## [Short exercise]
In this exercise, reproduce all the entries that follow exactly.

--- Begin Source data ---

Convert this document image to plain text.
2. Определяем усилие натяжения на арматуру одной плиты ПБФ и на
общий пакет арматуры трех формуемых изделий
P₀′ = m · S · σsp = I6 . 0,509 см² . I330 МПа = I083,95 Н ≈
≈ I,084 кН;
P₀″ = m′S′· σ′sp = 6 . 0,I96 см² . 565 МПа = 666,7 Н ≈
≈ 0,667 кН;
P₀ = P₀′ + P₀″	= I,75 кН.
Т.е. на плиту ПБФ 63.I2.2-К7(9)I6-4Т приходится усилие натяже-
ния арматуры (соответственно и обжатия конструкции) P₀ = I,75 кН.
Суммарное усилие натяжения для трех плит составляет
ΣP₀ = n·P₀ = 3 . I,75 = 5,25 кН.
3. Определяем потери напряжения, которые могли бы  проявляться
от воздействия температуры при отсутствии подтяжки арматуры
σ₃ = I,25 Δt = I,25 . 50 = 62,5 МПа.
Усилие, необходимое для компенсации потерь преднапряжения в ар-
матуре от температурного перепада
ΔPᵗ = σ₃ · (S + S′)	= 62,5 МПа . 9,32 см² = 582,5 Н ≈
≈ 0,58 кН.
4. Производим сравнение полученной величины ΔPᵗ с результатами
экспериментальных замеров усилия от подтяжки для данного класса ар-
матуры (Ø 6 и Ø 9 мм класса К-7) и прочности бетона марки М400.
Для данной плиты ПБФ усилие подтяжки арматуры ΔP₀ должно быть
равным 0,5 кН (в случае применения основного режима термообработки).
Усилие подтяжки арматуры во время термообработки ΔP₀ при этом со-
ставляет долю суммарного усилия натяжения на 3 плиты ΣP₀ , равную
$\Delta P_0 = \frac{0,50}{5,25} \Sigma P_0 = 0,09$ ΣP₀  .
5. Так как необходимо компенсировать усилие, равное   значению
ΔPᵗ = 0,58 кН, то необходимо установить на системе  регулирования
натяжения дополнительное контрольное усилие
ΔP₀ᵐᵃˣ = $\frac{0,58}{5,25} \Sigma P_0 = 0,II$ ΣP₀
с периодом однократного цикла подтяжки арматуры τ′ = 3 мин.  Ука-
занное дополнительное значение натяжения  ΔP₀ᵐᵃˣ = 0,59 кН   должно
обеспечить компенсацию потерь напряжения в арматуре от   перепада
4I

--- End Source data ---

## [Exercise result]
Convert this document image to plain text.
2. Определяем усилие натяжения на арматуру одной плиты ПБФ и на
общий пакет арматуры трех формуемых изделий
P₀′ = m · S · σsp = I6 . 0,509 см² . I330 МПа = I083,95 Н ≈
≈ I,084 кН;
P₀″ = m′S′· σ′sp = 6 . 0,I96 см² . 565 МПа = 666,7 Н ≈
≈ 0,667 кН;
P₀ = P₀′ + P₀″	= I,75 кН.
Т.е. на плиту ПБФ 63.I2.2-К7(9)I6-4Т приходится усилие натяже-
ния арматуры (соответственно и обжатия конструкции) P₀ = I,75 кН.
Суммарное усилие натяжения для трех плит составляет
ΣP₀ = n·P₀ = 3 . I,75 = 5,25 кН.
3. Определяем потери напряжения, которые могли бы  проявляться
от воздействия температуры при отсутствии подтяжки арматуры
σ₃ = I,25 Δt = I,25 . 50 = 62,5 МПа.
Усилие, необходимое для компенсации потерь преднапряжения в ар-
матуре от температурного перепада
ΔPᵗ = σ₃ · (S + S′)	= 62,5 МПа . 9,32 см² = 582,5 Н ≈
≈ 0,58 кН.
4. Производим сравнение полученной величины ΔPᵗ с результатами
экспериментальных замеров усилия от подтяжки для данного класса ар-
матуры (Ø 6 и Ø 9 мм класса К-7) и прочности бетона марки М400.
Для данной плиты ПБФ усилие подтяжки арматуры ΔP₀ должно быть
равным 0,5 кН (в случае применения основного режима термообработки).
Усилие подтяжки арматуры во время термообработки ΔP₀ при этом со-
ставляет долю суммарного усилия натяжения на 3 плиты ΣP₀ , равную
$\Delta P_0 = \frac{0,50}{5,25} \Sigma P_0 = 0,09$ ΣP₀  .
5. Так как необходимо компенсировать усилие, равное   значению
ΔPᵗ = 0,58 кН, то необходимо установить на системе  регулирования
натяжения дополнительное контрольное усилие
ΔP₀ᵐᵃˣ = $\frac{0,58}{5,25} \Sigma P_0 = 0,II$ ΣP₀
с периодом однократного цикла подтяжки арматуры τ′ = 3 мин.  Ука-
занное дополнительное значение натяжения  ΔP₀ᵐᵃˣ = 0,59 кН   должно
обеспечить компенсацию потерь напряжения в арматуре от   перепада
4I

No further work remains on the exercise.